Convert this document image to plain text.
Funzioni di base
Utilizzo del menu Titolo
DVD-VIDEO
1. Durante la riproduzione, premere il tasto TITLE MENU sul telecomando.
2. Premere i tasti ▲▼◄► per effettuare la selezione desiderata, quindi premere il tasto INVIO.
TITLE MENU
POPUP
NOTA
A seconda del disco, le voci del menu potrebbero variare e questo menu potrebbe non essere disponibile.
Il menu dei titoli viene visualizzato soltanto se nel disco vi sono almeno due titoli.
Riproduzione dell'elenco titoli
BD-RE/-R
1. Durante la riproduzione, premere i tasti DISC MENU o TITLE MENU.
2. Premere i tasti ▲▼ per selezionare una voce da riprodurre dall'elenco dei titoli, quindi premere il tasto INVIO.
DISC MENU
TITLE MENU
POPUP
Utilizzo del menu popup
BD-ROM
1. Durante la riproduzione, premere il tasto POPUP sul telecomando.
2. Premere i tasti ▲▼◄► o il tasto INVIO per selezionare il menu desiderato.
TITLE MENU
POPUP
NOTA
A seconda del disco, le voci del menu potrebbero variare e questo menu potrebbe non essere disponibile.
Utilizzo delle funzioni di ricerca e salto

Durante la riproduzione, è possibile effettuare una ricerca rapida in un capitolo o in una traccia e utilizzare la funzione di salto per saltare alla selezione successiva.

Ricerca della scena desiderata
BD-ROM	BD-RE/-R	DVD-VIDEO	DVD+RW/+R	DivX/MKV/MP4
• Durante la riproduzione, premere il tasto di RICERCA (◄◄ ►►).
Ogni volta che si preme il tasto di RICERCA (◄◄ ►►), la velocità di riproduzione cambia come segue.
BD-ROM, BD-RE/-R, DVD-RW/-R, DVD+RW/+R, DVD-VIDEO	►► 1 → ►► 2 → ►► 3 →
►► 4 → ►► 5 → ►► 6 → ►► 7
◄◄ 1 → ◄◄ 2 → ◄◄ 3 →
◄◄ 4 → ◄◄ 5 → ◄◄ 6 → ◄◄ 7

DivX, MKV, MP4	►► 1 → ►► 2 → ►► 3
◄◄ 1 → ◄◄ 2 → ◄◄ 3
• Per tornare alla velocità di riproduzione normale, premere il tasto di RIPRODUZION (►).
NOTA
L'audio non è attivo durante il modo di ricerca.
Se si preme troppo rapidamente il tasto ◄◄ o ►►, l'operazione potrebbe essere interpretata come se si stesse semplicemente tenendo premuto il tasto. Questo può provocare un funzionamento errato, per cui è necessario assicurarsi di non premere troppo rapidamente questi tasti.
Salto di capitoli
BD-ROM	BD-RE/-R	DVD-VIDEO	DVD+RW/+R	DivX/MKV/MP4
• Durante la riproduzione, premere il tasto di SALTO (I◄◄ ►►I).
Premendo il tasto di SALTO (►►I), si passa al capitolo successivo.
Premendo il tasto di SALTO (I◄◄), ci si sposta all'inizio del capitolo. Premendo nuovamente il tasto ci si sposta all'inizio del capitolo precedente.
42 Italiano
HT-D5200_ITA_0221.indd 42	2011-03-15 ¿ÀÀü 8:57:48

____________

Stated exercise: All of the material above needs to be copied exactly.

Task response:
Convert this document image to plain text.
Funzioni di base
Utilizzo del menu Titolo
DVD-VIDEO
1. Durante la riproduzione, premere il tasto TITLE MENU sul telecomando.
2. Premere i tasti ▲▼◄► per effettuare la selezione desiderata, quindi premere il tasto INVIO.
TITLE MENU
POPUP
NOTA
A seconda del disco, le voci del menu potrebbero variare e questo menu potrebbe non essere disponibile.
Il menu dei titoli viene visualizzato soltanto se nel disco vi sono almeno due titoli.
Riproduzione dell'elenco titoli
BD-RE/-R
1. Durante la riproduzione, premere i tasti DISC MENU o TITLE MENU.
2. Premere i tasti ▲▼ per selezionare una voce da riprodurre dall'elenco dei titoli, quindi premere il tasto INVIO.
DISC MENU
TITLE MENU
POPUP
Utilizzo del menu popup
BD-ROM
1. Durante la riproduzione, premere il tasto POPUP sul telecomando.
2. Premere i tasti ▲▼◄► o il tasto INVIO per selezionare il menu desiderato.
TITLE MENU
POPUP
NOTA
A seconda del disco, le voci del menu potrebbero variare e questo menu potrebbe non essere disponibile.
Utilizzo delle funzioni di ricerca e salto

Durante la riproduzione, è possibile effettuare una ricerca rapida in un capitolo o in una traccia e utilizzare la funzione di salto per saltare alla selezione successiva.

Ricerca della scena desiderata
BD-ROM	BD-RE/-R	DVD-VIDEO	DVD+RW/+R	DivX/MKV/MP4
• Durante la riproduzione, premere il tasto di RICERCA (◄◄ ►►).
Ogni volta che si preme il tasto di RICERCA (◄◄ ►►), la velocità di riproduzione cambia come segue.
BD-ROM, BD-RE/-R, DVD-RW/-R, DVD+RW/+R, DVD-VIDEO	►► 1 → ►► 2 → ►► 3 →
►► 4 → ►► 5 → ►► 6 → ►► 7
◄◄ 1 → ◄◄ 2 → ◄◄ 3 →
◄◄ 4 → ◄◄ 5 → ◄◄ 6 → ◄◄ 7

DivX, MKV, MP4	►► 1 → ►► 2 → ►► 3
◄◄ 1 → ◄◄ 2 → ◄◄ 3
• Per tornare alla velocità di riproduzione normale, premere il tasto di RIPRODUZION (►).
NOTA
L'audio non è attivo durante il modo di ricerca.
Se si preme troppo rapidamente il tasto ◄◄ o ►►, l'operazione potrebbe essere interpretata come se si stesse semplicemente tenendo premuto il tasto. Questo può provocare un funzionamento errato, per cui è necessario assicurarsi di non premere troppo rapidamente questi tasti.
Salto di capitoli
BD-ROM	BD-RE/-R	DVD-VIDEO	DVD+RW/+R	DivX/MKV/MP4
• Durante la riproduzione, premere il tasto di SALTO (I◄◄ ►►I).
Premendo il tasto di SALTO (►►I), si passa al capitolo successivo.
Premendo il tasto di SALTO (I◄◄), ci si sposta all'inizio del capitolo. Premendo nuovamente il tasto ci si sposta all'inizio del capitolo precedente.
42 Italiano
HT-D5200_ITA_0221.indd 42	2011-03-15 ¿ÀÀü 8:57:48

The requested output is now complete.